EXERCISE:
Would you output the whole listing below, exactly as it reads?

START INPUT ROWS

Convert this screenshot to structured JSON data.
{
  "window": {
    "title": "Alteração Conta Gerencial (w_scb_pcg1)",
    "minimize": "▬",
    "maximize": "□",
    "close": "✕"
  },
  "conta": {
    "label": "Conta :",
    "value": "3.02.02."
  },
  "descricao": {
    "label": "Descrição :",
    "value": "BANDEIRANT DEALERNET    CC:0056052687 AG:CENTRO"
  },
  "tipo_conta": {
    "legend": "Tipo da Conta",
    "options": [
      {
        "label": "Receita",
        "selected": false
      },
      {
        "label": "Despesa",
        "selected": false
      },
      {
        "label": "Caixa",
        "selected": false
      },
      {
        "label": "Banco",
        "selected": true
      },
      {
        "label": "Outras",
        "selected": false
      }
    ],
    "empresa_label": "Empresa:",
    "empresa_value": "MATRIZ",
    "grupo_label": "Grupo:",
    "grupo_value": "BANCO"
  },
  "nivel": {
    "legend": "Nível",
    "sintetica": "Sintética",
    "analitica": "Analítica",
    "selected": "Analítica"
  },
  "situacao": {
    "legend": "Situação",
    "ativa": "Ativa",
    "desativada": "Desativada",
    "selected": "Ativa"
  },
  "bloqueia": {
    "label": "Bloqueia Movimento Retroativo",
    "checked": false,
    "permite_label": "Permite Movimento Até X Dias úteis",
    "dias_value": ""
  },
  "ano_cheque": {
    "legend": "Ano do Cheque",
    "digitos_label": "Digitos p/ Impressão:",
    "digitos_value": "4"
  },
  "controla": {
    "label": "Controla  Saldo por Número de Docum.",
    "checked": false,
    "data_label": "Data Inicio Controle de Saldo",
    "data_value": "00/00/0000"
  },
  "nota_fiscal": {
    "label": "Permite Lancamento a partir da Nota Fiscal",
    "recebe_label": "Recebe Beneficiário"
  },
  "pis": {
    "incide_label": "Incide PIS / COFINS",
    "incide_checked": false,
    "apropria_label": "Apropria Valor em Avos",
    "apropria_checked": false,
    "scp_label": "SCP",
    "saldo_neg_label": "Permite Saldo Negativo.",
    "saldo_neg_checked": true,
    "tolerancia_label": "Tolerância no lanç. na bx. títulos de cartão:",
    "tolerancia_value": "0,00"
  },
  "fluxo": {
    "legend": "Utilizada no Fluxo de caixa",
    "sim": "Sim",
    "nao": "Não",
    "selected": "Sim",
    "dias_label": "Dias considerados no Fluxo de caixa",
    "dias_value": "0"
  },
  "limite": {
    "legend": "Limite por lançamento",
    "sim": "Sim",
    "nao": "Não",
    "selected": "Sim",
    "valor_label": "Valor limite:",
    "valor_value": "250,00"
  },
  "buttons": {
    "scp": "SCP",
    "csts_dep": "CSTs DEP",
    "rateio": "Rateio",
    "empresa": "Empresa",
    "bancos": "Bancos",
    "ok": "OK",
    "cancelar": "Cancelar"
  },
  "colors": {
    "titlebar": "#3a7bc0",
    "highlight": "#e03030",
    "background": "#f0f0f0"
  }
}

END INPUT ROWS

FULL RESPONSE:
Convert this screenshot to structured JSON data.
{
  "window": {
    "title": "Alteração Conta Gerencial (w_scb_pcg1)",
    "minimize": "▬",
    "maximize": "□",
    "close": "✕"
  },
  "conta": {
    "label": "Conta :",
    "value": "3.02.02."
  },
  "descricao": {
    "label": "Descrição :",
    "value": "BANDEIRANT DEALERNET    CC:0056052687 AG:CENTRO"
  },
  "tipo_conta": {
    "legend": "Tipo da Conta",
    "options": [
      {
        "label": "Receita",
        "selected": false
      },
      {
        "label": "Despesa",
        "selected": false
      },
      {
        "label": "Caixa",
        "selected": false
      },
      {
        "label": "Banco",
        "selected": true
      },
      {
        "label": "Outras",
        "selected": false
      }
    ],
    "empresa_label": "Empresa:",
    "empresa_value": "MATRIZ",
    "grupo_label": "Grupo:",
    "grupo_value": "BANCO"
  },
  "nivel": {
    "legend": "Nível",
    "sintetica": "Sintética",
    "analitica": "Analítica",
    "selected": "Analítica"
  },
  "situacao": {
    "legend": "Situação",
    "ativa": "Ativa",
    "desativada": "Desativada",
    "selected": "Ativa"
  },
  "bloqueia": {
    "label": "Bloqueia Movimento Retroativo",
    "checked": false,
    "permite_label": "Permite Movimento Até X Dias úteis",
    "dias_value": ""
  },
  "ano_cheque": {
    "legend": "Ano do Cheque",
    "digitos_label": "Digitos p/ Impressão:",
    "digitos_value": "4"
  },
  "controla": {
    "label": "Controla  Saldo por Número de Docum.",
    "checked": false,
    "data_label": "Data Inicio Controle de Saldo",
    "data_value": "00/00/0000"
  },
  "nota_fiscal": {
    "label": "Permite Lancamento a partir da Nota Fiscal",
    "recebe_label": "Recebe Beneficiário"
  },
  "pis": {
    "incide_label": "Incide PIS / COFINS",
    "incide_checked": false,
    "apropria_label": "Apropria Valor em Avos",
    "apropria_checked": false,
    "scp_label": "SCP",
    "saldo_neg_label": "Permite Saldo Negativo.",
    "saldo_neg_checked": true,
    "tolerancia_label": "Tolerância no lanç. na bx. títulos de cartão:",
    "tolerancia_value": "0,00"
  },
  "fluxo": {
    "legend": "Utilizada no Fluxo de caixa",
    "sim": "Sim",
    "nao": "Não",
    "selected": "Sim",
    "dias_label": "Dias considerados no Fluxo de caixa",
    "dias_value": "0"
  },
  "limite": {
    "legend": "Limite por lançamento",
    "sim": "Sim",
    "nao": "Não",
    "selected": "Sim",
    "valor_label": "Valor limite:",
    "valor_value": "250,00"
  },
  "buttons": {
    "scp": "SCP",
    "csts_dep": "CSTs DEP",
    "rateio": "Rateio",
    "empresa": "Empresa",
    "bancos": "Bancos",
    "ok": "OK",
    "cancelar": "Cancelar"
  },
  "colors": {
    "titlebar": "#3a7bc0",
    "highlight": "#e03030",
    "background": "#f0f0f0"
  }
}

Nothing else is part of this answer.